- Instructions for the task: Gather up the lines with the word "Solar" in them.

Stored data
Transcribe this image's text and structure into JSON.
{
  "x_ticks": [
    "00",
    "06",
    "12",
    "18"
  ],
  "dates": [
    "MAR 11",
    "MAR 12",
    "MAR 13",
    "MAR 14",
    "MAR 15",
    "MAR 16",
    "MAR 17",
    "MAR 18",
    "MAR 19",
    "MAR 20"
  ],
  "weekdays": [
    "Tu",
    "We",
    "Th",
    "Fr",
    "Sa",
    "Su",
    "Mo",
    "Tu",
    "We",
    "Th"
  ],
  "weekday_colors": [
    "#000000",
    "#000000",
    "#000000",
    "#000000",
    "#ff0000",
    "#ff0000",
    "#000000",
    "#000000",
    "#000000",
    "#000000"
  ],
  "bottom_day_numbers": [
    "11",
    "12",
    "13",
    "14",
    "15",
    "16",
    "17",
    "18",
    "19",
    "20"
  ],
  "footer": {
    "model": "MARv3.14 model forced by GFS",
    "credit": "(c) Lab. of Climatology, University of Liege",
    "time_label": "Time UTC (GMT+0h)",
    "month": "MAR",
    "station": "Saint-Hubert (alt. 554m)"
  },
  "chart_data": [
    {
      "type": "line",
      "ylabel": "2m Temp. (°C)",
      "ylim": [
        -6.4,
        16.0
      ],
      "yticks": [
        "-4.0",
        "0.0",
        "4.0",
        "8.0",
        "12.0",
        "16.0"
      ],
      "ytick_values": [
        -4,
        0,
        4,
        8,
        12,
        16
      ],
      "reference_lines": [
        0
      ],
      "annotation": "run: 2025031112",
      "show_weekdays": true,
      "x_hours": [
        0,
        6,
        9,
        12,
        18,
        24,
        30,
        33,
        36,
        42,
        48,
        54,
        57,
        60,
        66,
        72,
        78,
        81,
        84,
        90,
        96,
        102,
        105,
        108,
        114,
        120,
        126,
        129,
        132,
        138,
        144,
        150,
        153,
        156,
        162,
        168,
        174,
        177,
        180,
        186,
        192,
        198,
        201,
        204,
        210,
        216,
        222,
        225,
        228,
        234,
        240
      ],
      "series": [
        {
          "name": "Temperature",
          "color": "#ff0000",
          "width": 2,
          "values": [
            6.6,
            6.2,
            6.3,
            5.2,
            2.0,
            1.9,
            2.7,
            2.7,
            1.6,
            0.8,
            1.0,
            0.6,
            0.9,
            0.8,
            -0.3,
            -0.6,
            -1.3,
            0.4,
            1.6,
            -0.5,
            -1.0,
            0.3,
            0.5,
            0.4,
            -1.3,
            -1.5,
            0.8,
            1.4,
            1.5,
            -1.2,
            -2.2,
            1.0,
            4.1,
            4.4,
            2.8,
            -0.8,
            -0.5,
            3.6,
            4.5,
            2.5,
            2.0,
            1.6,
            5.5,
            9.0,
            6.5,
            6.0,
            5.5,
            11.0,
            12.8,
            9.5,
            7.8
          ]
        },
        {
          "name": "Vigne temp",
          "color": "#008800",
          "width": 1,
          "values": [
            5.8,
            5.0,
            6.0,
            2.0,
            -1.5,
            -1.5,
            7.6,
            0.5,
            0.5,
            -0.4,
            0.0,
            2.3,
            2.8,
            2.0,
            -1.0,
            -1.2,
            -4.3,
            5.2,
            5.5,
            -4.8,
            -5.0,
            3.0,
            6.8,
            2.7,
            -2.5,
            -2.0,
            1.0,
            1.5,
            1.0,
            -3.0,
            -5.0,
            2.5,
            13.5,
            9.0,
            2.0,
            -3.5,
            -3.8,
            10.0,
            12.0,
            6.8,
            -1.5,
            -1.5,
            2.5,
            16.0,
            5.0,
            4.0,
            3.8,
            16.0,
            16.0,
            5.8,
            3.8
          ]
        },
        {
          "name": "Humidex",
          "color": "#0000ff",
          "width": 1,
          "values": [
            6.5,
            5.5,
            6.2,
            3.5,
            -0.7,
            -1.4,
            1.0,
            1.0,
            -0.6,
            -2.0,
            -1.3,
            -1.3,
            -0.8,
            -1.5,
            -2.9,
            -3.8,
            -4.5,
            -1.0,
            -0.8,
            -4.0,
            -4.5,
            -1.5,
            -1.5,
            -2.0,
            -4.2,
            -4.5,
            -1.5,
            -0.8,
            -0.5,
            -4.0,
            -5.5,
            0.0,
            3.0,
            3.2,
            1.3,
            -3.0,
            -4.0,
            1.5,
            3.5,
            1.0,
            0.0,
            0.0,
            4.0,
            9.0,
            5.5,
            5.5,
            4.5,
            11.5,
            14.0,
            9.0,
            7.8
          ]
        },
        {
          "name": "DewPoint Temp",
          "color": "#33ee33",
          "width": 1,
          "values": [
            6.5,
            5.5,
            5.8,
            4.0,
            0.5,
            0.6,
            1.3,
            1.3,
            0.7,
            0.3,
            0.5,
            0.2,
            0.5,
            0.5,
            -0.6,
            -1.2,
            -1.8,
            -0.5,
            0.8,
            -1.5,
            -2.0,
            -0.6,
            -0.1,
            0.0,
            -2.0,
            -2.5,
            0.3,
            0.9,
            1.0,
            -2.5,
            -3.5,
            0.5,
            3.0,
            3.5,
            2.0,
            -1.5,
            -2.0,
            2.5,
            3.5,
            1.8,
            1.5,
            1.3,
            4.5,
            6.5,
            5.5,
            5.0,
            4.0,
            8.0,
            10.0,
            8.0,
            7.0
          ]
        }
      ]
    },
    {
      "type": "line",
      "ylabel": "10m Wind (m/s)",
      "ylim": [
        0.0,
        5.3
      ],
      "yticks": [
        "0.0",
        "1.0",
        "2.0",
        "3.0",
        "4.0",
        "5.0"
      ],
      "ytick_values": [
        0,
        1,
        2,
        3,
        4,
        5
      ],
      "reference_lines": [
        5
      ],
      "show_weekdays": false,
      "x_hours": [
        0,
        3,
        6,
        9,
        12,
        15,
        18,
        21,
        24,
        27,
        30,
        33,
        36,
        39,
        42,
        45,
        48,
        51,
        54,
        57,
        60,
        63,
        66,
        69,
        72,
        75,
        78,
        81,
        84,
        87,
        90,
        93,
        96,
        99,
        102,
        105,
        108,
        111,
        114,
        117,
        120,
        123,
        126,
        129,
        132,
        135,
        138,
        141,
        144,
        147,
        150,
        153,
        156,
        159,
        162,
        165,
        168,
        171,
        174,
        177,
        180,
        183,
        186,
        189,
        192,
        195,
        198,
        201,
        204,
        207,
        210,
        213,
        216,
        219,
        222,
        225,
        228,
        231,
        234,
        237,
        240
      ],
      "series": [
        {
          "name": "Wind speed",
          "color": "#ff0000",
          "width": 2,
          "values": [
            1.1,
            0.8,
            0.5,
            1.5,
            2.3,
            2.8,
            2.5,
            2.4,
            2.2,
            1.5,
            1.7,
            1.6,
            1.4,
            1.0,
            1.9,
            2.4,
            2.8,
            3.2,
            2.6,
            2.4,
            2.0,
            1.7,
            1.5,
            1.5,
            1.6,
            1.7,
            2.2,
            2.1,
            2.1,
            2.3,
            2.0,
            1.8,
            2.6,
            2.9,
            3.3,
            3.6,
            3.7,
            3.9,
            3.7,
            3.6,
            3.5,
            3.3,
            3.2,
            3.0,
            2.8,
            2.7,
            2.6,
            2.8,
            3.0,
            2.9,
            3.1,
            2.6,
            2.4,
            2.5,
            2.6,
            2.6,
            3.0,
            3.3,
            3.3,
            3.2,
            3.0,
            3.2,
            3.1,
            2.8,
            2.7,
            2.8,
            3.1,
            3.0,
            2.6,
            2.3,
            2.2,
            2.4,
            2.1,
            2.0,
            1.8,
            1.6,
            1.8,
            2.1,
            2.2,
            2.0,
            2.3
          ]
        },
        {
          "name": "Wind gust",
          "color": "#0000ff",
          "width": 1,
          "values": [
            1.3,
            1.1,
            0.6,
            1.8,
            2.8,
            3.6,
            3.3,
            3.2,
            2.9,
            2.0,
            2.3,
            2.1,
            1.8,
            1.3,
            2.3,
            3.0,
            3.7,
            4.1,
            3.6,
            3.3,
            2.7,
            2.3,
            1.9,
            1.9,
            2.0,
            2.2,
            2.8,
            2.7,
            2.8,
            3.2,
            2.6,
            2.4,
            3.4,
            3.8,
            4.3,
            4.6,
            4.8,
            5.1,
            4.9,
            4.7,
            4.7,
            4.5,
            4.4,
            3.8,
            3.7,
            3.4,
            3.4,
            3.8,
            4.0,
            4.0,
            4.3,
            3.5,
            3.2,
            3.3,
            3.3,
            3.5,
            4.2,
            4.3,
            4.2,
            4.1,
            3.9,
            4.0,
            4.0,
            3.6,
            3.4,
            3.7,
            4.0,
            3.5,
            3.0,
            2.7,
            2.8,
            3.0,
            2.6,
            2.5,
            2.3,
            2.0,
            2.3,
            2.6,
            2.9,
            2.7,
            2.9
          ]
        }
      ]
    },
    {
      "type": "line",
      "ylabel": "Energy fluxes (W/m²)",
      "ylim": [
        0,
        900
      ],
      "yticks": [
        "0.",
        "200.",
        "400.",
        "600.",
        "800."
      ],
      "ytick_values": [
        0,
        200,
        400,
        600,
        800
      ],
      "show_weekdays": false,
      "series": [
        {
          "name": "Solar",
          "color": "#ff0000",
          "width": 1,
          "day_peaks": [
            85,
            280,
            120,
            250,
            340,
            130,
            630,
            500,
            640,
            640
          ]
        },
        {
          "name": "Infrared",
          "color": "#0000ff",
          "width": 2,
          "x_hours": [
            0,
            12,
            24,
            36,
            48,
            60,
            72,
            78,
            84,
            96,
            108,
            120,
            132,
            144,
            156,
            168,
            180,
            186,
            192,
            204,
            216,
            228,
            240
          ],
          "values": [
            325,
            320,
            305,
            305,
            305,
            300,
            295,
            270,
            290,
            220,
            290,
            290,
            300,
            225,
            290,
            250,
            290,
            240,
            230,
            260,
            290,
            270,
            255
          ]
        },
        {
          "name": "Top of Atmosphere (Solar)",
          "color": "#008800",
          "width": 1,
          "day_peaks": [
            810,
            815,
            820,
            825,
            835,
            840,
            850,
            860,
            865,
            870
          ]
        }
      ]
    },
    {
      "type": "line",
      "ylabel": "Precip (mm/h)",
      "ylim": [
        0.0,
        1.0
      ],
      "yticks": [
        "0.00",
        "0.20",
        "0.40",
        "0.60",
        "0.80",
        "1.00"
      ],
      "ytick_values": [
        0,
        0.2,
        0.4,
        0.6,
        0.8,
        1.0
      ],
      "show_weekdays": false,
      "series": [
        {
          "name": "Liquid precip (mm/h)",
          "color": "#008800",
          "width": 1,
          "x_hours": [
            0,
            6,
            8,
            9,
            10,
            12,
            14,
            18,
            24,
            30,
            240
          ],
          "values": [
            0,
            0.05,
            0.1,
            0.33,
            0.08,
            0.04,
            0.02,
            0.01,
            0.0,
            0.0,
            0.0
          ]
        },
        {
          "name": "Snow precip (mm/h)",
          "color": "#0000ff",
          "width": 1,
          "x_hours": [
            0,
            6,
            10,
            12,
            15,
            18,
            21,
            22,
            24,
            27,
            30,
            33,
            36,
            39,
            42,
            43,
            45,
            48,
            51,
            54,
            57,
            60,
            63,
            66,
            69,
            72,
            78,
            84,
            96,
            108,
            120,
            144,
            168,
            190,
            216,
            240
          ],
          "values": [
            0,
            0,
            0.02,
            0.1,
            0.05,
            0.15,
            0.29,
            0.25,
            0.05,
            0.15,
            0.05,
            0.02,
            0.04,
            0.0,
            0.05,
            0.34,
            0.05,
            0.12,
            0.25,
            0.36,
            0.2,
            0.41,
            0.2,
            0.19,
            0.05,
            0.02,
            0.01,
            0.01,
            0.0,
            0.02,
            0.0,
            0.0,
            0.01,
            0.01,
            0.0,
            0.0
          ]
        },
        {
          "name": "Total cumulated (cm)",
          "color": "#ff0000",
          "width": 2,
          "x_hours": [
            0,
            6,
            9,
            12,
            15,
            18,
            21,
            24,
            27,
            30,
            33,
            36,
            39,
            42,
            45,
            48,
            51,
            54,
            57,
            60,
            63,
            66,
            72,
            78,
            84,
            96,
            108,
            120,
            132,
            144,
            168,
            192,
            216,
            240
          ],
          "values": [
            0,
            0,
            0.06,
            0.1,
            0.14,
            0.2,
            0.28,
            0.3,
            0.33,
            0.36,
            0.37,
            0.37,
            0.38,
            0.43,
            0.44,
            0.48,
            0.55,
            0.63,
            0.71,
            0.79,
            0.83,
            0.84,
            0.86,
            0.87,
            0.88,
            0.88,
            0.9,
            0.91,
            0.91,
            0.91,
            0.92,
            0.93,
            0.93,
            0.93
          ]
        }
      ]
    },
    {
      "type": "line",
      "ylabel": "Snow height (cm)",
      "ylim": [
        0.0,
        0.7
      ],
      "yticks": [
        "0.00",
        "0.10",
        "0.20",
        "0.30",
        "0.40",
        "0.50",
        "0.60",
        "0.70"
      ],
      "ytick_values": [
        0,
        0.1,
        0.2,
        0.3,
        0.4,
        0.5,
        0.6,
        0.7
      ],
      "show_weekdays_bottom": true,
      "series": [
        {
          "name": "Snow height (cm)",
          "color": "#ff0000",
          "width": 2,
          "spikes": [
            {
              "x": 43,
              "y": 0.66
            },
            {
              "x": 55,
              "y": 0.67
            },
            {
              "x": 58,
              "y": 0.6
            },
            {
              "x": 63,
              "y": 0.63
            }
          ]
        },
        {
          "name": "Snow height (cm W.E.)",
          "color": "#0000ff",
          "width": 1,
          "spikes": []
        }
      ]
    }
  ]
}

- Solution to this problem:
          "name": "Solar",
          "name": "Top of Atmosphere (Solar)",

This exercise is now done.